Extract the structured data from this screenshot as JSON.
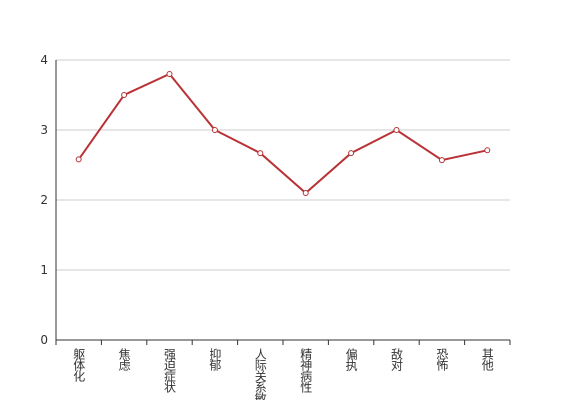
{
  "chart_data": {
    "type": "line",
    "categories": [
      "躯体化",
      "焦虑",
      "强迫症状",
      "抑郁",
      "人际关系敏感",
      "精神病性",
      "偏执",
      "敌对",
      "恐怖",
      "其他"
    ],
    "values": [
      2.58,
      3.5,
      3.8,
      3.0,
      2.67,
      2.1,
      2.67,
      3.0,
      2.57,
      2.71
    ],
    "color": "#b83236",
    "ylim": [
      0,
      4
    ],
    "yticks": [
      0,
      1,
      2,
      3,
      4
    ],
    "grid": true
  }
}
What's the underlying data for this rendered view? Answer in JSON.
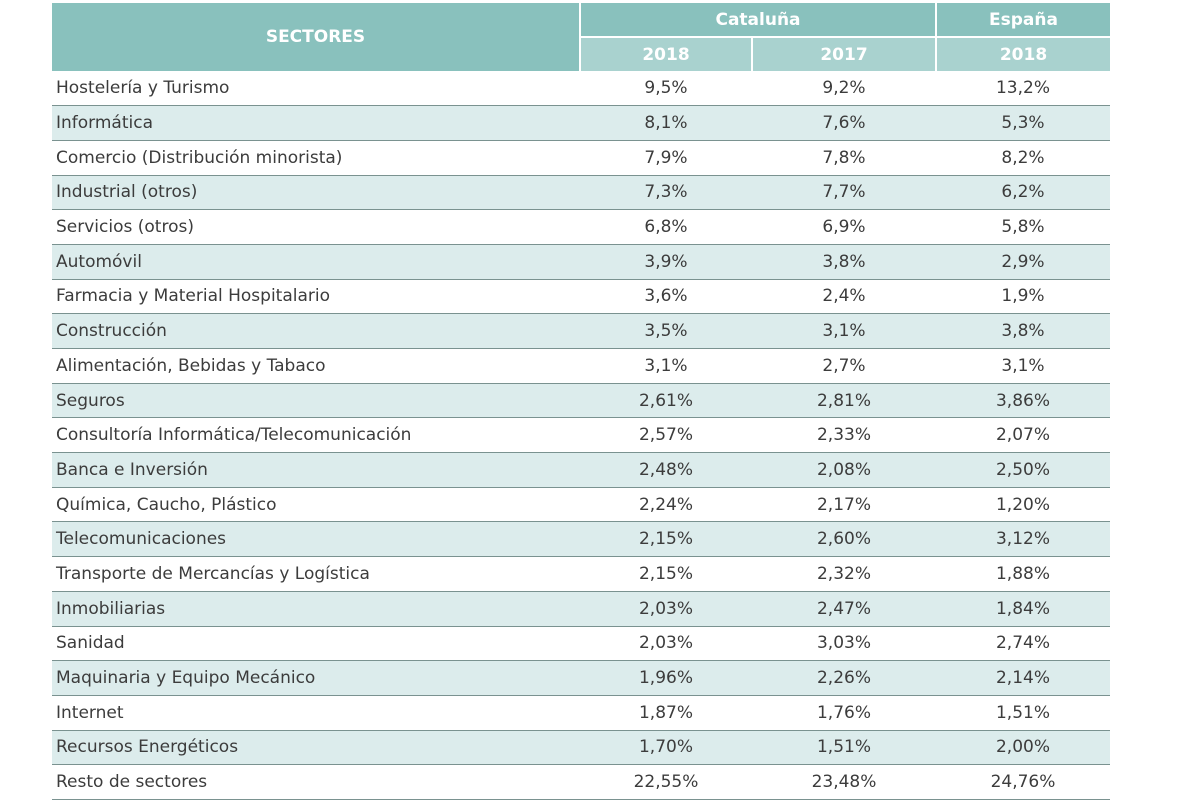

Do this: Exclude the pictures and repeat every other part of the records word for word.

Result for this exercise:
Extract the structured data from this screenshot as JSON.
{
  "chart_data": {
    "type": "line",
    "categories": [
      "躯体化",
      "焦虑",
      "强迫症状",
      "抑郁",
      "人际关系敏感",
      "精神病性",
      "偏执",
      "敌对",
      "恐怖",
      "其他"
    ],
    "values": [
      2.58,
      3.5,
      3.8,
      3.0,
      2.67,
      2.1,
      2.67,
      3.0,
      2.57,
      2.71
    ],
    "color": "#b83236",
    "ylim": [
      0,
      4
    ],
    "yticks": [
      0,
      1,
      2,
      3,
      4
    ],
    "grid": true
  }
}
What's the underlying data for this rendered view? Answer in JSON.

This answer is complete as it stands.